=== INSTRUCTIONS FOR THE TASK ===
It is required that all of the data be written out exactly.

··········

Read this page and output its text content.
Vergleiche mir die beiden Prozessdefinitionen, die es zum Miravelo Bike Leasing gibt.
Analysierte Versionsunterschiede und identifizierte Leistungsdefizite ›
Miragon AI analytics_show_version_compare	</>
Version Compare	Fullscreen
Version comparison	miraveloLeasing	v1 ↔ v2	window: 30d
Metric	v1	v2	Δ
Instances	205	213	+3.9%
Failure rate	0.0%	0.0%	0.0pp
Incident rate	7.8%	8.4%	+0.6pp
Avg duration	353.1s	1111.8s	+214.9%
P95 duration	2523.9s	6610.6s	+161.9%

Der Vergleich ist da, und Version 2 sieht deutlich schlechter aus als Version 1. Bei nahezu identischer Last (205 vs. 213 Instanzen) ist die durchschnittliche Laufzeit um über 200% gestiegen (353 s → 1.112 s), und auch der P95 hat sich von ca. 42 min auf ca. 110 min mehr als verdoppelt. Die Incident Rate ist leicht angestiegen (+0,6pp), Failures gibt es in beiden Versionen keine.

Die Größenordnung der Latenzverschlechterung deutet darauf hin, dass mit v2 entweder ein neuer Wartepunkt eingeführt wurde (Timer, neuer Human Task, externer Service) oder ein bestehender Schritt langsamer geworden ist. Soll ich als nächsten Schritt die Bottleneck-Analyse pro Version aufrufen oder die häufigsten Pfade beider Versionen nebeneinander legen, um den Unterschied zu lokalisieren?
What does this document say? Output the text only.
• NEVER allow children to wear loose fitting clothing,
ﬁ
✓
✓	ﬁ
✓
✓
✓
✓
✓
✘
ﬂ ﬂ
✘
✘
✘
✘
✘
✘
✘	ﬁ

··········

=== EXERCISE OUTPUT ===
Read this page and output its text content.
Vergleiche mir die beiden Prozessdefinitionen, die es zum Miravelo Bike Leasing gibt.
Analysierte Versionsunterschiede und identifizierte Leistungsdefizite ›
Miragon AI analytics_show_version_compare	</>
Version Compare	Fullscreen
Version comparison	miraveloLeasing	v1 ↔ v2	window: 30d
Metric	v1	v2	Δ
Instances	205	213	+3.9%
Failure rate	0.0%	0.0%	0.0pp
Incident rate	7.8%	8.4%	+0.6pp
Avg duration	353.1s	1111.8s	+214.9%
P95 duration	2523.9s	6610.6s	+161.9%

Der Vergleich ist da, und Version 2 sieht deutlich schlechter aus als Version 1. Bei nahezu identischer Last (205 vs. 213 Instanzen) ist die durchschnittliche Laufzeit um über 200% gestiegen (353 s → 1.112 s), und auch der P95 hat sich von ca. 42 min auf ca. 110 min mehr als verdoppelt. Die Incident Rate ist leicht angestiegen (+0,6pp), Failures gibt es in beiden Versionen keine.

Die Größenordnung der Latenzverschlechterung deutet darauf hin, dass mit v2 entweder ein neuer Wartepunkt eingeführt wurde (Timer, neuer Human Task, externer Service) oder ein bestehender Schritt langsamer geworden ist. Soll ich als nächsten Schritt die Bottleneck-Analyse pro Version aufrufen oder die häufigsten Pfade beider Versionen nebeneinander legen, um den Unterschied zu lokalisieren?
What does this document say? Output the text only.
• NEVER allow children to wear loose fitting clothing,
ﬁ
✓
✓	ﬁ
✓
✓
✓
✓
✓
✘
ﬂ ﬂ
✘
✘
✘
✘
✘
✘
✘	ﬁ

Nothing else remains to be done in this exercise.